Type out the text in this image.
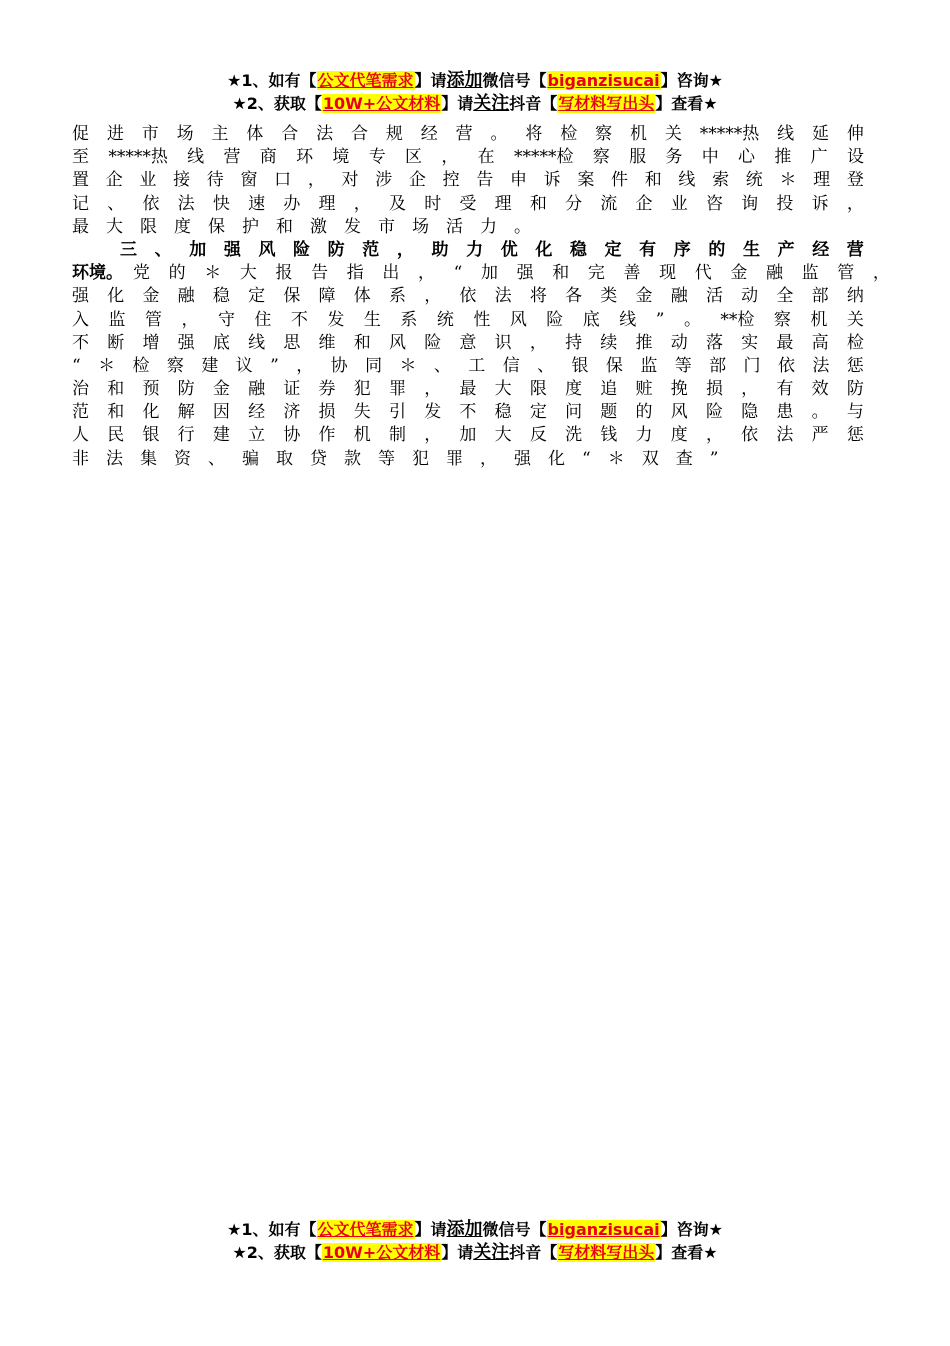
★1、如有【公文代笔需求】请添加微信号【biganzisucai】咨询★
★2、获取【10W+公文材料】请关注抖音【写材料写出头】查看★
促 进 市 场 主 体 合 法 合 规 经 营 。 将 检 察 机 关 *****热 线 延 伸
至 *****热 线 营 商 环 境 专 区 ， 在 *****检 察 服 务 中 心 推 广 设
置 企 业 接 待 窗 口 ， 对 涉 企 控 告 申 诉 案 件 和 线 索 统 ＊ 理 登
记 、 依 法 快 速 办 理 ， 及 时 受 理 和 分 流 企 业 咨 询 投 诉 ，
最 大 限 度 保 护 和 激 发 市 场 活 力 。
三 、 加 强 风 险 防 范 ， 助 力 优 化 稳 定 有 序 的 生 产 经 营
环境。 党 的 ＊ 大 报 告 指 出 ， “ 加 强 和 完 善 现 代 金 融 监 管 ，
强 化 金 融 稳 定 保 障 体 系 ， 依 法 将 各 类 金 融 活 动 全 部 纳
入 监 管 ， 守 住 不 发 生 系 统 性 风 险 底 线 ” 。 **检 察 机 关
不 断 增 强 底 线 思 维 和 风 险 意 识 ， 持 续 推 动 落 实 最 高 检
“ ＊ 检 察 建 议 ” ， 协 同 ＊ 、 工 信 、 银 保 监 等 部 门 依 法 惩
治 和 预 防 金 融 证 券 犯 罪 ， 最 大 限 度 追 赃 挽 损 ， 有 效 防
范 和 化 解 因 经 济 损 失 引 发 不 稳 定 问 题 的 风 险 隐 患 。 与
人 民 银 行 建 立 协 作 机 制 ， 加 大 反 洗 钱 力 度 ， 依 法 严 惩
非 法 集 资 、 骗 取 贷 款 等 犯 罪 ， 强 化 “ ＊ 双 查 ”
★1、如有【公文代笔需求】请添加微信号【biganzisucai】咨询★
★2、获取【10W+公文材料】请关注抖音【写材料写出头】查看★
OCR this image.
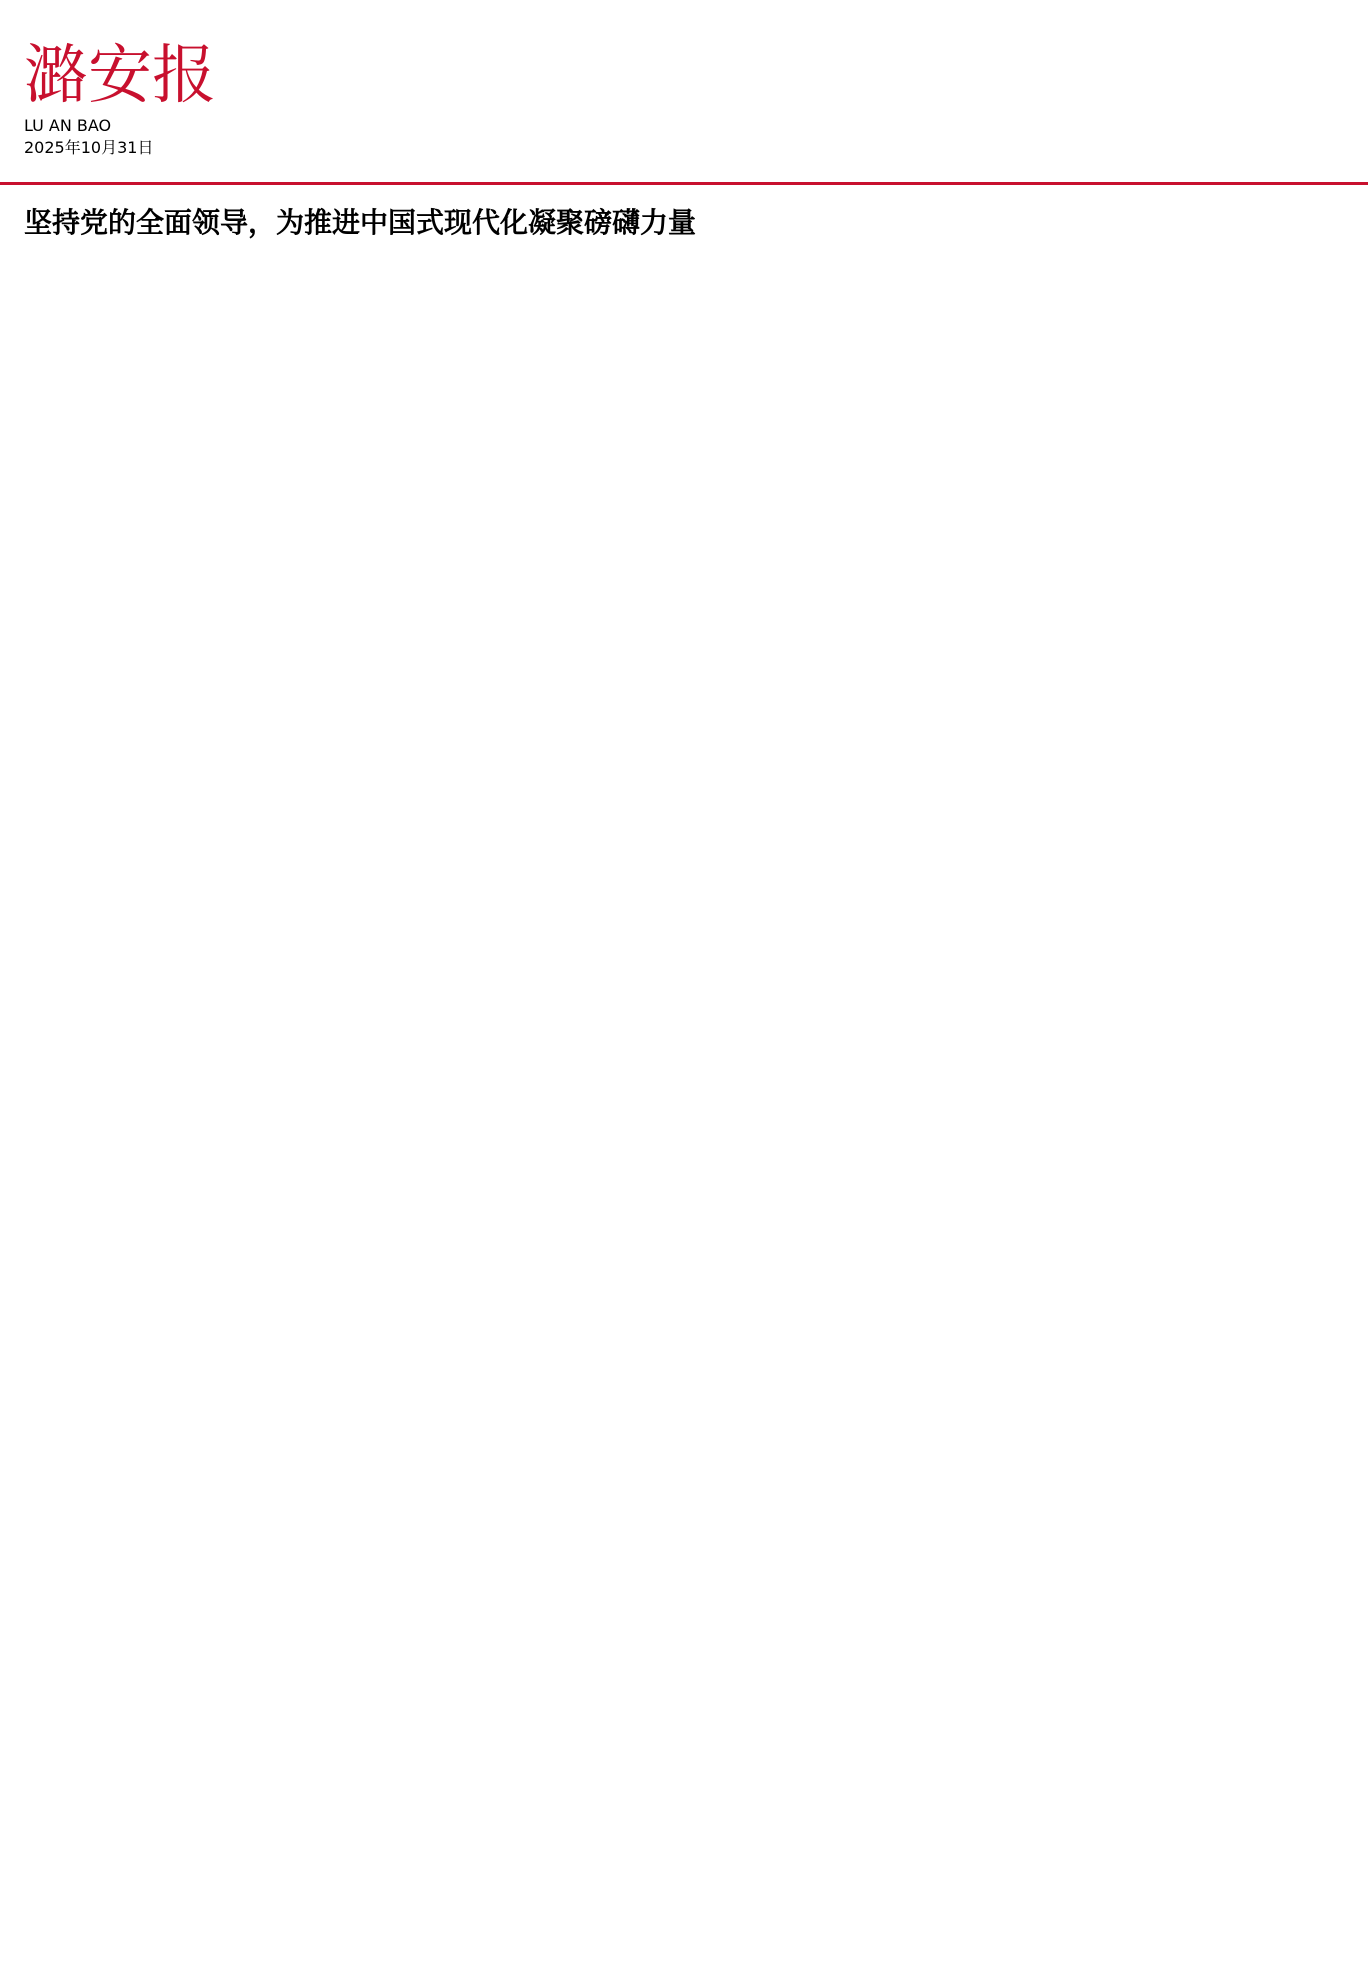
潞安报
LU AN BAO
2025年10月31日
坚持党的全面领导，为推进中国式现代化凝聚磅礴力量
···
> Short problem: Report how many lines in the listing above include the word "image". Give nothing but the number.

> Complete response: 2